» **Текст**
━━━

Крепко, крепко целую и много раз, твой сын Эдик».

 

«ВТУЗ БЫЯ ОБЯЗАТЕЛЬНО ЗАКОНЧИЛ…»

 

 

 

4 февраля 1963 года в колонию приехал суд (судья, два народных заседателя и районный прокурор), чтобы огласить, говоря их языком, представление на условно‑досрочное освобождение от дальнейшего наказания на Стрельцова Эдуарда Анатольевича.

Зачитали различные бумажки, характеризующие зека Стрельцова с хорошей стороны. Единственным случаем нарушения посчитали эпизод, когда его избили. Но наказанию за него он вроде бы уже не подлежал — все по справедливости… Для проформы судья спросил: осознает ли он свою вину? Ответил, что осознает.

━━━

Аннотации областей изображений:
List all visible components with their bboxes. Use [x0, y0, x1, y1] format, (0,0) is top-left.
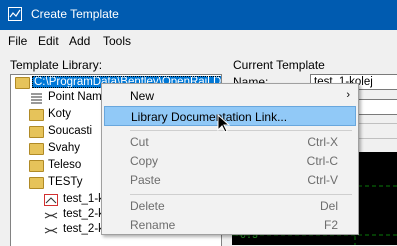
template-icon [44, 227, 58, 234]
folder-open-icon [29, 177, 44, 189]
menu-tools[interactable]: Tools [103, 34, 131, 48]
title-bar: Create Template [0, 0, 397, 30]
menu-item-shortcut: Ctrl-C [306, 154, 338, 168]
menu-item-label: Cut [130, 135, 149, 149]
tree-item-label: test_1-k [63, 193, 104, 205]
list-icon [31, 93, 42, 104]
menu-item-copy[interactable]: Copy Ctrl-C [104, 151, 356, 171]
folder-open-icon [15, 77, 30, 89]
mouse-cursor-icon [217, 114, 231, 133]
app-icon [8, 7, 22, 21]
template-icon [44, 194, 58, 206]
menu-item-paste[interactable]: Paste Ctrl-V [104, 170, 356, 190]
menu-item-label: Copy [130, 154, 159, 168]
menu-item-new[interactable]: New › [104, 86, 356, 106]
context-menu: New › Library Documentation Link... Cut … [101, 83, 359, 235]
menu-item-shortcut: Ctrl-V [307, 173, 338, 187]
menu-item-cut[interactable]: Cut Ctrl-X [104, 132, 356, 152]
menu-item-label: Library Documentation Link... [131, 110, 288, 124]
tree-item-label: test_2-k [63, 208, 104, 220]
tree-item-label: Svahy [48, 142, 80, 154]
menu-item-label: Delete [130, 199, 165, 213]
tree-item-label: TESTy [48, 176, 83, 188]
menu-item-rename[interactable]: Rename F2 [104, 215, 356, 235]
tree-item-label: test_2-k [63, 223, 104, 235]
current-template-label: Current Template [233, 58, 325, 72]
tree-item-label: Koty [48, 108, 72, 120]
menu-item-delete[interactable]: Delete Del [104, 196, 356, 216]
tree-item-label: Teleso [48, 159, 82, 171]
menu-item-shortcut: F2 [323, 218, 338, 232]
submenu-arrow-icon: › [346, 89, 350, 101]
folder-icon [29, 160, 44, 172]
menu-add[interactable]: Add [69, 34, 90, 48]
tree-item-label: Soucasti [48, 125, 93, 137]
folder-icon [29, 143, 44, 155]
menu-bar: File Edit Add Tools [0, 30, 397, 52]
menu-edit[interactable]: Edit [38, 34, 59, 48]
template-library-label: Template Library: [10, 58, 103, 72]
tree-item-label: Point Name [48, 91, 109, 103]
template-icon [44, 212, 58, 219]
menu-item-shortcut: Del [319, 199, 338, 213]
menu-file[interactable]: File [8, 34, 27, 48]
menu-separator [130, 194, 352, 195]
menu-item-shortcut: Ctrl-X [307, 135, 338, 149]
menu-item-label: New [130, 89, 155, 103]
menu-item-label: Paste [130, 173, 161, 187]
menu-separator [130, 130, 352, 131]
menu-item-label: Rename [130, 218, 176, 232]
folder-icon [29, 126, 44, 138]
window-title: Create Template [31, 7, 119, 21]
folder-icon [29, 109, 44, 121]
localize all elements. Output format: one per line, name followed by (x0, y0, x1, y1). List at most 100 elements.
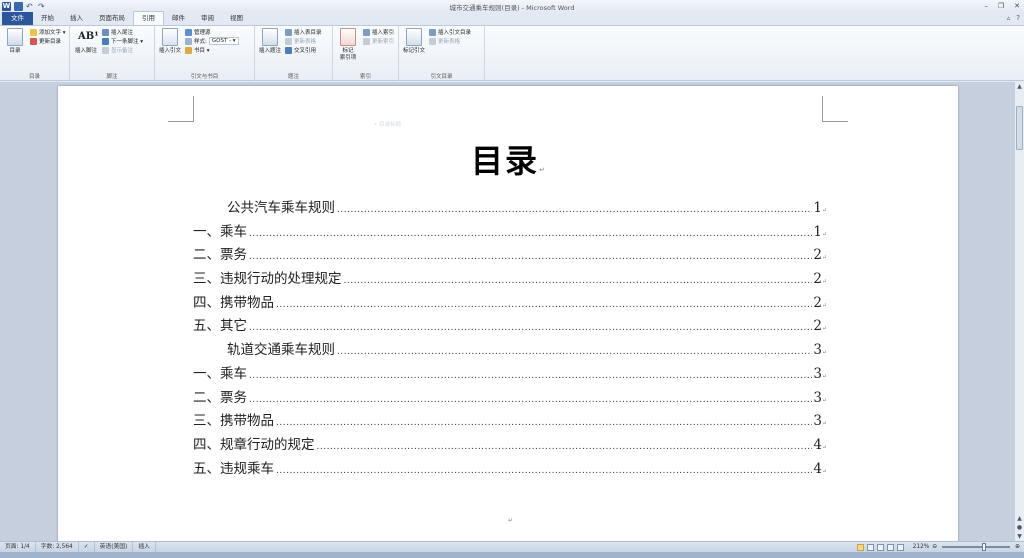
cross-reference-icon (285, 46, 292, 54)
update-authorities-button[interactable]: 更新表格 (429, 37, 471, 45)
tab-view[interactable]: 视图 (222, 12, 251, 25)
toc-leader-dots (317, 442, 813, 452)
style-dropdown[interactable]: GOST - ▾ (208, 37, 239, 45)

━━━

Кто, согласно тексту, входил в состав суда, приехавшего в колонию 4 февраля 1963 года?

Судья, два народных заседателя и районный прокурор.